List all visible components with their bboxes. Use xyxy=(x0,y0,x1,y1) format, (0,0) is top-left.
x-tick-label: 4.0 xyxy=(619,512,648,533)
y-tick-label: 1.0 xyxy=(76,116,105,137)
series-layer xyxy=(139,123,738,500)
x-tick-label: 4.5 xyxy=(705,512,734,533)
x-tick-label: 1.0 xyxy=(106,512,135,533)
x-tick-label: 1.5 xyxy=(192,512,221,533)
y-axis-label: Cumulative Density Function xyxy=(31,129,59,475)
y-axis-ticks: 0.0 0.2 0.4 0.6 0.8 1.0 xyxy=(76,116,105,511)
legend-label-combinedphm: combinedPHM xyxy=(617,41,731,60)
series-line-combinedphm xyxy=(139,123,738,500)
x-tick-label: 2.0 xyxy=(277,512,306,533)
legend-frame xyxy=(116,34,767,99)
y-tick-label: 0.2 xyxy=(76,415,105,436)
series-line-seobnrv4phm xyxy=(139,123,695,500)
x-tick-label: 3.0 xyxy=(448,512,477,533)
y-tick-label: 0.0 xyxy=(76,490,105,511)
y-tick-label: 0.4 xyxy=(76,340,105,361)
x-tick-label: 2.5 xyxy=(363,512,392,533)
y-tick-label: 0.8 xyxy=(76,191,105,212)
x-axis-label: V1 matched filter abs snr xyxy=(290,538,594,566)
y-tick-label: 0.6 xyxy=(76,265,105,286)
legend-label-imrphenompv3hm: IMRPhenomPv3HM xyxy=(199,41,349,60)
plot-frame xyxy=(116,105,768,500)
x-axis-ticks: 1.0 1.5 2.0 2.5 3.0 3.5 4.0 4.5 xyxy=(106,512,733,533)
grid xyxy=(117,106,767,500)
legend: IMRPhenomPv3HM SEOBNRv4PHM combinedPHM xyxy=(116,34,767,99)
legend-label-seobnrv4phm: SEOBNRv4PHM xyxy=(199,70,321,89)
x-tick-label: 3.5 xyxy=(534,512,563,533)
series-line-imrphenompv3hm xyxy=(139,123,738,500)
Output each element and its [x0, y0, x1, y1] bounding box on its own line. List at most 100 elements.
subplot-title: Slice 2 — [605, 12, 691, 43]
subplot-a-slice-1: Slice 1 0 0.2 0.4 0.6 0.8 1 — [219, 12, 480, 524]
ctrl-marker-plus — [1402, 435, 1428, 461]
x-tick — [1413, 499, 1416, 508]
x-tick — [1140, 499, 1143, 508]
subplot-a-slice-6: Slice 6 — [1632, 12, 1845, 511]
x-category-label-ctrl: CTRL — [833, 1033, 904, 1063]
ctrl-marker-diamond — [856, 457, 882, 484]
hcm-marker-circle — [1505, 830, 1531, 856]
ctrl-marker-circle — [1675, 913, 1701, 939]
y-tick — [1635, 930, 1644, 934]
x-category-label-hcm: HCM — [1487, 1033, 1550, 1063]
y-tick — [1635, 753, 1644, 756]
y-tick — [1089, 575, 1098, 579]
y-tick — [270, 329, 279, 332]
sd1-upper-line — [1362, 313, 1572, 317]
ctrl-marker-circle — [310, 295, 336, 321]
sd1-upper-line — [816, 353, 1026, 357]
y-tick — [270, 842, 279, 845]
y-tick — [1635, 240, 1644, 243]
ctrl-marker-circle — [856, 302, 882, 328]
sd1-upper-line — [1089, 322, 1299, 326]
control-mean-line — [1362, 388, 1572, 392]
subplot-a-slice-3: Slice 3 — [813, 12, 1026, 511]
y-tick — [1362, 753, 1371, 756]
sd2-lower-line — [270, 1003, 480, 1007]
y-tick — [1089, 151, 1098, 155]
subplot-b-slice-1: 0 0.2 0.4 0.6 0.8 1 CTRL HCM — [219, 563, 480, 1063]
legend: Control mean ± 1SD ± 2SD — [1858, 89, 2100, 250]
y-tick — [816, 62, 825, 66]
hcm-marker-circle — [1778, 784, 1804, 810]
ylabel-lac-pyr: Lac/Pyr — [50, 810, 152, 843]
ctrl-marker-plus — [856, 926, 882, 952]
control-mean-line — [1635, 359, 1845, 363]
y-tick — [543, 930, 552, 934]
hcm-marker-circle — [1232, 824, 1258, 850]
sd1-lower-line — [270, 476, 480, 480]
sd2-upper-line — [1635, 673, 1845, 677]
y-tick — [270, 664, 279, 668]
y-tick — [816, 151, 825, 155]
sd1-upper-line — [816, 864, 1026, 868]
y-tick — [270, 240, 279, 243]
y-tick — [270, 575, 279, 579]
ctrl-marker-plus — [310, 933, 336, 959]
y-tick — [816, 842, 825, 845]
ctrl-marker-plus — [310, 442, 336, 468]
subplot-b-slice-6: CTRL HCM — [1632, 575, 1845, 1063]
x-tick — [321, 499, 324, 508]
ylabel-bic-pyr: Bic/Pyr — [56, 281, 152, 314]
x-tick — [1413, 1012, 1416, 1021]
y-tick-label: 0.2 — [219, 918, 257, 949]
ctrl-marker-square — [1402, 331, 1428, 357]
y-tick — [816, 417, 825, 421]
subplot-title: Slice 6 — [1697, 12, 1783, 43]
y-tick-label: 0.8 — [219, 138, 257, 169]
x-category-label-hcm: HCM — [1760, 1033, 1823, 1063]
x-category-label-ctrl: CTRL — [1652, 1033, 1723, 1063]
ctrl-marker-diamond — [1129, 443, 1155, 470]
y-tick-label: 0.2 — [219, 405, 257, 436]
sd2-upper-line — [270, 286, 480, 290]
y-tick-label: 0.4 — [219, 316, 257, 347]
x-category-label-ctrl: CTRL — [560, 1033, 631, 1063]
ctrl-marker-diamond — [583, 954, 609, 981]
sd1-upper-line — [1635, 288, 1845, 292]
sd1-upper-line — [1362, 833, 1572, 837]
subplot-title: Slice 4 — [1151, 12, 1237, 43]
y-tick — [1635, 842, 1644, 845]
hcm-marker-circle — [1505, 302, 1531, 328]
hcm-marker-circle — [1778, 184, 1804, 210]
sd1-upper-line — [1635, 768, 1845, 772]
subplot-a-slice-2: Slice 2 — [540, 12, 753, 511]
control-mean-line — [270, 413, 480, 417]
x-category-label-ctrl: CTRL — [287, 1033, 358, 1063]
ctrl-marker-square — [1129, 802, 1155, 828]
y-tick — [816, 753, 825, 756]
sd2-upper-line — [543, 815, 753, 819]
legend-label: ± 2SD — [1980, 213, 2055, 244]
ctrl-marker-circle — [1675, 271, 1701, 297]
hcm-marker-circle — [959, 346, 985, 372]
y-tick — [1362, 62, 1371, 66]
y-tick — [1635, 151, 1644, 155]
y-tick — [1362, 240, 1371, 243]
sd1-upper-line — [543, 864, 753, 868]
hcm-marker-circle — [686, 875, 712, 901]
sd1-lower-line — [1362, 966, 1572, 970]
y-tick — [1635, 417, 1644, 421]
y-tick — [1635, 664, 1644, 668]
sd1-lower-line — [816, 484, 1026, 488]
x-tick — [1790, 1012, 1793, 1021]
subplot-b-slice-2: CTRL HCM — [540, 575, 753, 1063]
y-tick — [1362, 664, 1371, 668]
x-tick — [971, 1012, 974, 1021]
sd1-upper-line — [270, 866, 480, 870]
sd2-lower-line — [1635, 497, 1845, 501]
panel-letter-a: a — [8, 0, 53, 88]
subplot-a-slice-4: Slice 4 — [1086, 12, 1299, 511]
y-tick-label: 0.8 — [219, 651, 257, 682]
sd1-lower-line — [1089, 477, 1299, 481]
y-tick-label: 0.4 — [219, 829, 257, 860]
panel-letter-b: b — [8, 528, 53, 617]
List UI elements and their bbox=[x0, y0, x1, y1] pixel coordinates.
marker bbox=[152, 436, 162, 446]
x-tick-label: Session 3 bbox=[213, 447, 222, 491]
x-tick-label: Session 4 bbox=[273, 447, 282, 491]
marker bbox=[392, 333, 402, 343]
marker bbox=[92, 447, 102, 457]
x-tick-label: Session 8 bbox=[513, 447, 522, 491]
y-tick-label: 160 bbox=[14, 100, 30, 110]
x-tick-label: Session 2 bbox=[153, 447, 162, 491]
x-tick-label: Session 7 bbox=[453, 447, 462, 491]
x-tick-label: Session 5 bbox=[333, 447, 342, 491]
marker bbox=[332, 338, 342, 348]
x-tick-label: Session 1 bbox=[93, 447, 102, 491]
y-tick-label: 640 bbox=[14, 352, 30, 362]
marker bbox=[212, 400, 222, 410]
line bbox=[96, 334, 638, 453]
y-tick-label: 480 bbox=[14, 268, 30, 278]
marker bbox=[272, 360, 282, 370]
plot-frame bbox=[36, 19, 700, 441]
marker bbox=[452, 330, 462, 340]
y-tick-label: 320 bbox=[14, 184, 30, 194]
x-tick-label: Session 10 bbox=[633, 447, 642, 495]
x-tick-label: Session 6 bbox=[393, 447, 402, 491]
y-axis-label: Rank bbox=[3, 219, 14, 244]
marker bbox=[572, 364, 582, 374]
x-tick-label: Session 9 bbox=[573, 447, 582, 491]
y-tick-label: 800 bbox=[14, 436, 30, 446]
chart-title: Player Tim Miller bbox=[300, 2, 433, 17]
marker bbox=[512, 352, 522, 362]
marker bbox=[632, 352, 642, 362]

§ What the exercise asks
Please state how many lines of the listing above contain the string "category". Reply with the number alone.

§ Solution for this problem
6